**YOUR ASSIGNMENT:** Output the full listing that appears below, exactly as it is presented.

═══ ENTRIES SHOWN

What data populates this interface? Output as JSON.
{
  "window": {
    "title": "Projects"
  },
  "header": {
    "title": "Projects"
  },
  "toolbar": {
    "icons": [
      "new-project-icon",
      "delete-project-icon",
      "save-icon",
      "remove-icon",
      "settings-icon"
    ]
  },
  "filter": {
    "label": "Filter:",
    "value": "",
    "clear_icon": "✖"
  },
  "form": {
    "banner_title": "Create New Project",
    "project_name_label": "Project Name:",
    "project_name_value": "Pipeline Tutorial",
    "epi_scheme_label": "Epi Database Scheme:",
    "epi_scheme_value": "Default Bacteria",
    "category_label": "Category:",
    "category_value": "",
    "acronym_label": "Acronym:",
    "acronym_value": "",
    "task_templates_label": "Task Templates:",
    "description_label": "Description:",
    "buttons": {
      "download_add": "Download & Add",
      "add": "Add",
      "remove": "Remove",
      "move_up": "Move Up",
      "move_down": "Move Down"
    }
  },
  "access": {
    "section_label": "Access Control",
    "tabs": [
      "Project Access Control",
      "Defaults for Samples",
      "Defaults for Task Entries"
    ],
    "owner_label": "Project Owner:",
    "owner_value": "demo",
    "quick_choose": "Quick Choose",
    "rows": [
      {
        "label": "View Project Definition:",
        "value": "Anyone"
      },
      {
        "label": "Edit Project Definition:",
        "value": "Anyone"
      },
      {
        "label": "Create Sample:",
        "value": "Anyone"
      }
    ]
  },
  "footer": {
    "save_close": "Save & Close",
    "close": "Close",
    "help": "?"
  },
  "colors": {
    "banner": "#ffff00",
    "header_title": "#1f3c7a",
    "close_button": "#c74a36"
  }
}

══════

**EXERCISE RESULT:**
What data populates this interface? Output as JSON.
{
  "window": {
    "title": "Projects"
  },
  "header": {
    "title": "Projects"
  },
  "toolbar": {
    "icons": [
      "new-project-icon",
      "delete-project-icon",
      "save-icon",
      "remove-icon",
      "settings-icon"
    ]
  },
  "filter": {
    "label": "Filter:",
    "value": "",
    "clear_icon": "✖"
  },
  "form": {
    "banner_title": "Create New Project",
    "project_name_label": "Project Name:",
    "project_name_value": "Pipeline Tutorial",
    "epi_scheme_label": "Epi Database Scheme:",
    "epi_scheme_value": "Default Bacteria",
    "category_label": "Category:",
    "category_value": "",
    "acronym_label": "Acronym:",
    "acronym_value": "",
    "task_templates_label": "Task Templates:",
    "description_label": "Description:",
    "buttons": {
      "download_add": "Download & Add",
      "add": "Add",
      "remove": "Remove",
      "move_up": "Move Up",
      "move_down": "Move Down"
    }
  },
  "access": {
    "section_label": "Access Control",
    "tabs": [
      "Project Access Control",
      "Defaults for Samples",
      "Defaults for Task Entries"
    ],
    "owner_label": "Project Owner:",
    "owner_value": "demo",
    "quick_choose": "Quick Choose",
    "rows": [
      {
        "label": "View Project Definition:",
        "value": "Anyone"
      },
      {
        "label": "Edit Project Definition:",
        "value": "Anyone"
      },
      {
        "label": "Create Sample:",
        "value": "Anyone"
      }
    ]
  },
  "footer": {
    "save_close": "Save & Close",
    "close": "Close",
    "help": "?"
  },
  "colors": {
    "banner": "#ffff00",
    "header_title": "#1f3c7a",
    "close_button": "#c74a36"
  }
}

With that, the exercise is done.